> **Direction**: Exactly reproduce the lines from the line that has "Convert this screenshot" down to the last line of the entries, inclusive.

## Begin Record extracts

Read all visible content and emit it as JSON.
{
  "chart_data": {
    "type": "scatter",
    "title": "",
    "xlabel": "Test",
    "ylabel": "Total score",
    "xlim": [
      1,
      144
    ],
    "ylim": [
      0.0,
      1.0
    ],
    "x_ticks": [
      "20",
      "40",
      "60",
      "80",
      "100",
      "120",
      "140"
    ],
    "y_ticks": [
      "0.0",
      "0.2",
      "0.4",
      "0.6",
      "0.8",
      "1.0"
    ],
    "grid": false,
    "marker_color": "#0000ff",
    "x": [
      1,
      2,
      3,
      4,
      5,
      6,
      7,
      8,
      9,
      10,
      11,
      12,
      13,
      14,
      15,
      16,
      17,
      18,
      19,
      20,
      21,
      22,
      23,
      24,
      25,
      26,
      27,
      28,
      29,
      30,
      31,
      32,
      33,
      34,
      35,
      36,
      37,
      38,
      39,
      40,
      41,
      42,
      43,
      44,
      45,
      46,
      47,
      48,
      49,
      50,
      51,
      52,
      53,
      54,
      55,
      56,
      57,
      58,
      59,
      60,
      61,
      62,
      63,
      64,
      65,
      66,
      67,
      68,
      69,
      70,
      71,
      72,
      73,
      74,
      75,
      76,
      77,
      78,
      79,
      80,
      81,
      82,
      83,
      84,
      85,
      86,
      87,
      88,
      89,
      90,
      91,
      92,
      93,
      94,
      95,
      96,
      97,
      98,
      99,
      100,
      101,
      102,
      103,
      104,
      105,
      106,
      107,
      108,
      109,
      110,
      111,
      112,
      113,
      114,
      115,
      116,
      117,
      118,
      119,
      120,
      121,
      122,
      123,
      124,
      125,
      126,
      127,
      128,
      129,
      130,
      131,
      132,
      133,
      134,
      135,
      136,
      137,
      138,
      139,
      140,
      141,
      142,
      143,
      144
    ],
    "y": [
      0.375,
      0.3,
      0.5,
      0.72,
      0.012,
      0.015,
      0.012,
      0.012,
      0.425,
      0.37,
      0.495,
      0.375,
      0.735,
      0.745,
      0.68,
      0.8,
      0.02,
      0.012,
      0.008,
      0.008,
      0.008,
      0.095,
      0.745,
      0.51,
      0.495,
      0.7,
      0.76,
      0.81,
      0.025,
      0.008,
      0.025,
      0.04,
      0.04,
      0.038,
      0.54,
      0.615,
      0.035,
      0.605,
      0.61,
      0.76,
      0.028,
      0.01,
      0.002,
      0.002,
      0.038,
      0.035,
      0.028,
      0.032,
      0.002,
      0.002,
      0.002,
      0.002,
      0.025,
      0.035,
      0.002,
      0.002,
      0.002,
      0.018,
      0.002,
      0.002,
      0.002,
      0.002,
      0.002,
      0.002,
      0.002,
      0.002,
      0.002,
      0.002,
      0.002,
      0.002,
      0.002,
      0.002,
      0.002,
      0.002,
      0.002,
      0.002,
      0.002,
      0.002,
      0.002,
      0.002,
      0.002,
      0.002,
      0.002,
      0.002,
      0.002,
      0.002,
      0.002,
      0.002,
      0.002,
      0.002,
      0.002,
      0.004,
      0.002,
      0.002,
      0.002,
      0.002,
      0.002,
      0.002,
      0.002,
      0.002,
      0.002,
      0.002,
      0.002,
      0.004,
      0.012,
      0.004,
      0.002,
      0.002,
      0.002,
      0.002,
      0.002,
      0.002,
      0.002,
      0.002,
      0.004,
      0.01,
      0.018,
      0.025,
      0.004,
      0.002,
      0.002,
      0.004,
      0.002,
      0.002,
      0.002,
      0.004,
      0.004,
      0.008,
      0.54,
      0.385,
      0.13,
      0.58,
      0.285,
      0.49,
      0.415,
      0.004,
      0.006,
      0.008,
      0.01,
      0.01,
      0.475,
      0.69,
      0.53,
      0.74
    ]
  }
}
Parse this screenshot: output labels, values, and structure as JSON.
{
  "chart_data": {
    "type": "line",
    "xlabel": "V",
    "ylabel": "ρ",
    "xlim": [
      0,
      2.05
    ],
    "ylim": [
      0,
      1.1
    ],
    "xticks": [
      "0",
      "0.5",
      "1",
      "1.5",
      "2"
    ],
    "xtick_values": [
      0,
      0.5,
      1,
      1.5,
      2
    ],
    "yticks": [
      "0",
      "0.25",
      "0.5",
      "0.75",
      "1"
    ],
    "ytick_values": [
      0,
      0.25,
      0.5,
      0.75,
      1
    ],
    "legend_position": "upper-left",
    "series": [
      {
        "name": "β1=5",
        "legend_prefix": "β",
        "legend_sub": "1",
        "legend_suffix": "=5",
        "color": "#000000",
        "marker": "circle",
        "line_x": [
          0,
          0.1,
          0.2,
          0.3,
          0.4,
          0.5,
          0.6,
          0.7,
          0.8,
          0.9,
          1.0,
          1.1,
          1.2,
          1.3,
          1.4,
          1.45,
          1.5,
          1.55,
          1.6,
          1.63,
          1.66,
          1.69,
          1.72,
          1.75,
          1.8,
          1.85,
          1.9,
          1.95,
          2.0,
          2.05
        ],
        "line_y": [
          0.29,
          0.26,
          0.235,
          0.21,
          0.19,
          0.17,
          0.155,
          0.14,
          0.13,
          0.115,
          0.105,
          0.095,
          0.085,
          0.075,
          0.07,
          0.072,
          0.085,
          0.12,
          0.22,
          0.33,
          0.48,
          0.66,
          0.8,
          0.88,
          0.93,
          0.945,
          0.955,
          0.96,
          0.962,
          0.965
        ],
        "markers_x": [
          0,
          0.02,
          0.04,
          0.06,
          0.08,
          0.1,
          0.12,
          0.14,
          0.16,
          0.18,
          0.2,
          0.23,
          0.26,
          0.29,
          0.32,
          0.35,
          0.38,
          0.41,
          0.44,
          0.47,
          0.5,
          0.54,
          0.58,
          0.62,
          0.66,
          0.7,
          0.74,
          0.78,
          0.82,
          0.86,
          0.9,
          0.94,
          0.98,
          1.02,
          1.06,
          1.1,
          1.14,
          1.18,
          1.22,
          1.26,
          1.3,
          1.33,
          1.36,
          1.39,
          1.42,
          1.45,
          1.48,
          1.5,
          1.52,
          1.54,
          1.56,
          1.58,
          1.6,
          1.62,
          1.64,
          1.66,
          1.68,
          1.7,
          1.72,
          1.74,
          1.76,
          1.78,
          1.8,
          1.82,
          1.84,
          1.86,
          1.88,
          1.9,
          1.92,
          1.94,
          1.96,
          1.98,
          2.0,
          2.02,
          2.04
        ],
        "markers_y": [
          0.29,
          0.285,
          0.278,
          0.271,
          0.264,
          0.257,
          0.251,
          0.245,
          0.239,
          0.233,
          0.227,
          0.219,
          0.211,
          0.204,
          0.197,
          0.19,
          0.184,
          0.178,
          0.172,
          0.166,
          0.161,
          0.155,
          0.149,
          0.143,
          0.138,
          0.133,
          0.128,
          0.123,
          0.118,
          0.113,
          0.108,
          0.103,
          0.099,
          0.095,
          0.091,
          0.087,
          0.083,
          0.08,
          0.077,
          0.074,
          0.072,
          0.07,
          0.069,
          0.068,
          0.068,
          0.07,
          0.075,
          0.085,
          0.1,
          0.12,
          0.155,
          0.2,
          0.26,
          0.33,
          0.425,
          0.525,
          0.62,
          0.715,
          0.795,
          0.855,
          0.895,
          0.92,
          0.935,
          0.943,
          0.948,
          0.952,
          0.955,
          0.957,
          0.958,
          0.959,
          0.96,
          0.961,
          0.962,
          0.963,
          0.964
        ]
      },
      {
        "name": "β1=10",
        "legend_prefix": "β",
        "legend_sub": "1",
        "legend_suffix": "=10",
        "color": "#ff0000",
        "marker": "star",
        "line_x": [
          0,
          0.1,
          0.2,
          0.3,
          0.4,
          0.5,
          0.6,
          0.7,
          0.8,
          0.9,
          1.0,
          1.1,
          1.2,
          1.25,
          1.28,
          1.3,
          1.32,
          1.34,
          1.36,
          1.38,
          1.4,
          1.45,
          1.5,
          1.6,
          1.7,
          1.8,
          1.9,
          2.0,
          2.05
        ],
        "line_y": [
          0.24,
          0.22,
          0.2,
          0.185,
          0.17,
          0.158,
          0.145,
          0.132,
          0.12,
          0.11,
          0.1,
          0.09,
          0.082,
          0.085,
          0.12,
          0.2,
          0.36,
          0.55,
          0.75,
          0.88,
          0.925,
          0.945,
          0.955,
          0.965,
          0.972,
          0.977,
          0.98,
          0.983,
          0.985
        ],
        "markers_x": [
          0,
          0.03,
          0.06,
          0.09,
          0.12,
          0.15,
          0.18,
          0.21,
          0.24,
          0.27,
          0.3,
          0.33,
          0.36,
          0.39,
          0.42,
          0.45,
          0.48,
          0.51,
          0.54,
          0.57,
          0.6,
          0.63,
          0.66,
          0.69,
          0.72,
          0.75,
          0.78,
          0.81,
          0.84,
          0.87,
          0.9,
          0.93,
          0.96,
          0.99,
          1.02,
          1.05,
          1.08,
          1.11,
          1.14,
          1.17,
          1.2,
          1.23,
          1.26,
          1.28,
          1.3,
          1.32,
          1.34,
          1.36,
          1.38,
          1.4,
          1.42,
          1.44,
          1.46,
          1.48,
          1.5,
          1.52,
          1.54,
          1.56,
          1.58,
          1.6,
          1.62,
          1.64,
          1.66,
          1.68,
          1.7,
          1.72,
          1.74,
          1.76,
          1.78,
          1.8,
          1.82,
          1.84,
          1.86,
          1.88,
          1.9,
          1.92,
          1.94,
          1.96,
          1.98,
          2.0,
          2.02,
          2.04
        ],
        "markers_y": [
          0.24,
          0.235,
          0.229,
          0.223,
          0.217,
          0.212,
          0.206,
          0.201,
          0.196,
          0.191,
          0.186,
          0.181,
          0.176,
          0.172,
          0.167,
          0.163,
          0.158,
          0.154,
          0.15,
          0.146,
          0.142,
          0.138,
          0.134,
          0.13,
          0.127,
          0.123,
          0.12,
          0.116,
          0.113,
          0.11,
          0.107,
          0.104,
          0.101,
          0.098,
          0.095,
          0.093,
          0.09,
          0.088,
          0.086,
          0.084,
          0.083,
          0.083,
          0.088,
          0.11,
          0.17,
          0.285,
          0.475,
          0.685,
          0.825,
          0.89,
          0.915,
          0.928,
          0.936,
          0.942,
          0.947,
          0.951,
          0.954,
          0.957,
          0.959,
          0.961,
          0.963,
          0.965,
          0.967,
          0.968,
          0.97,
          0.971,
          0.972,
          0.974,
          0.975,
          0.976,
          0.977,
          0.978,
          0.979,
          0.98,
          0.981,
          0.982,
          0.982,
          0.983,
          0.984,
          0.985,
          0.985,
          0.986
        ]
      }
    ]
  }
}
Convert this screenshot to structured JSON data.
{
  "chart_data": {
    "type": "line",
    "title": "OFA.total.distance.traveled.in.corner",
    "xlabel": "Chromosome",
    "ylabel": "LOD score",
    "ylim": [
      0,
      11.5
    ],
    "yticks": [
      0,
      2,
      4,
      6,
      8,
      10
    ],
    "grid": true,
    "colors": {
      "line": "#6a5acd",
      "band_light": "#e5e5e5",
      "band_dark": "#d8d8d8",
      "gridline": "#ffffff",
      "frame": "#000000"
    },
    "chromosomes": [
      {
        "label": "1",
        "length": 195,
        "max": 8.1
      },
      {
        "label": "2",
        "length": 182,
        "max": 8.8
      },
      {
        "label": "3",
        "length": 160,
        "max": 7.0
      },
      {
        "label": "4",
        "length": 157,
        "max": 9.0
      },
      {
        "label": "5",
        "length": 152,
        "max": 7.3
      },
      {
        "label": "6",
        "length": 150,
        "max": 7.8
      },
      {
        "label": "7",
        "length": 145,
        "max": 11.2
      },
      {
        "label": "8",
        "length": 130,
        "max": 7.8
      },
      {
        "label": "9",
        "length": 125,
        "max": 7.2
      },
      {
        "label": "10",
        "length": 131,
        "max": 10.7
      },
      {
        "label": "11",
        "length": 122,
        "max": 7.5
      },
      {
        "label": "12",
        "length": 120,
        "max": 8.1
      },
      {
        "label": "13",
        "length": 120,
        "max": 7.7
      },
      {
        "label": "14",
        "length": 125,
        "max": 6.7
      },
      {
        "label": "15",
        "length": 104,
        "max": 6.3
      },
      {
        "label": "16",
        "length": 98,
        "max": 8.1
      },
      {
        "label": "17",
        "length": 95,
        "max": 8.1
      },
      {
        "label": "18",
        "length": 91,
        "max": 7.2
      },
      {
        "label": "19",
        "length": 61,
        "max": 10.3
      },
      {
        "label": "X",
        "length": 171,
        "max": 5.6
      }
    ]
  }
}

## End Record extracts

> **Correct output**:
Convert this screenshot to structured JSON data.
{
  "chart_data": {
    "type": "line",
    "title": "OFA.total.distance.traveled.in.corner",
    "xlabel": "Chromosome",
    "ylabel": "LOD score",
    "ylim": [
      0,
      11.5
    ],
    "yticks": [
      0,
      2,
      4,
      6,
      8,
      10
    ],
    "grid": true,
    "colors": {
      "line": "#6a5acd",
      "band_light": "#e5e5e5",
      "band_dark": "#d8d8d8",
      "gridline": "#ffffff",
      "frame": "#000000"
    },
    "chromosomes": [
      {
        "label": "1",
        "length": 195,
        "max": 8.1
      },
      {
        "label": "2",
        "length": 182,
        "max": 8.8
      },
      {
        "label": "3",
        "length": 160,
        "max": 7.0
      },
      {
        "label": "4",
        "length": 157,
        "max": 9.0
      },
      {
        "label": "5",
        "length": 152,
        "max": 7.3
      },
      {
        "label": "6",
        "length": 150,
        "max": 7.8
      },
      {
        "label": "7",
        "length": 145,
        "max": 11.2
      },
      {
        "label": "8",
        "length": 130,
        "max": 7.8
      },
      {
        "label": "9",
        "length": 125,
        "max": 7.2
      },
      {
        "label": "10",
        "length": 131,
        "max": 10.7
      },
      {
        "label": "11",
        "length": 122,
        "max": 7.5
      },
      {
        "label": "12",
        "length": 120,
        "max": 8.1
      },
      {
        "label": "13",
        "length": 120,
        "max": 7.7
      },
      {
        "label": "14",
        "length": 125,
        "max": 6.7
      },
      {
        "label": "15",
        "length": 104,
        "max": 6.3
      },
      {
        "label": "16",
        "length": 98,
        "max": 8.1
      },
      {
        "label": "17",
        "length": 95,
        "max": 8.1
      },
      {
        "label": "18",
        "length": 91,
        "max": 7.2
      },
      {
        "label": "19",
        "length": 61,
        "max": 10.3
      },
      {
        "label": "X",
        "length": 171,
        "max": 5.6
      }
    ]
  }
}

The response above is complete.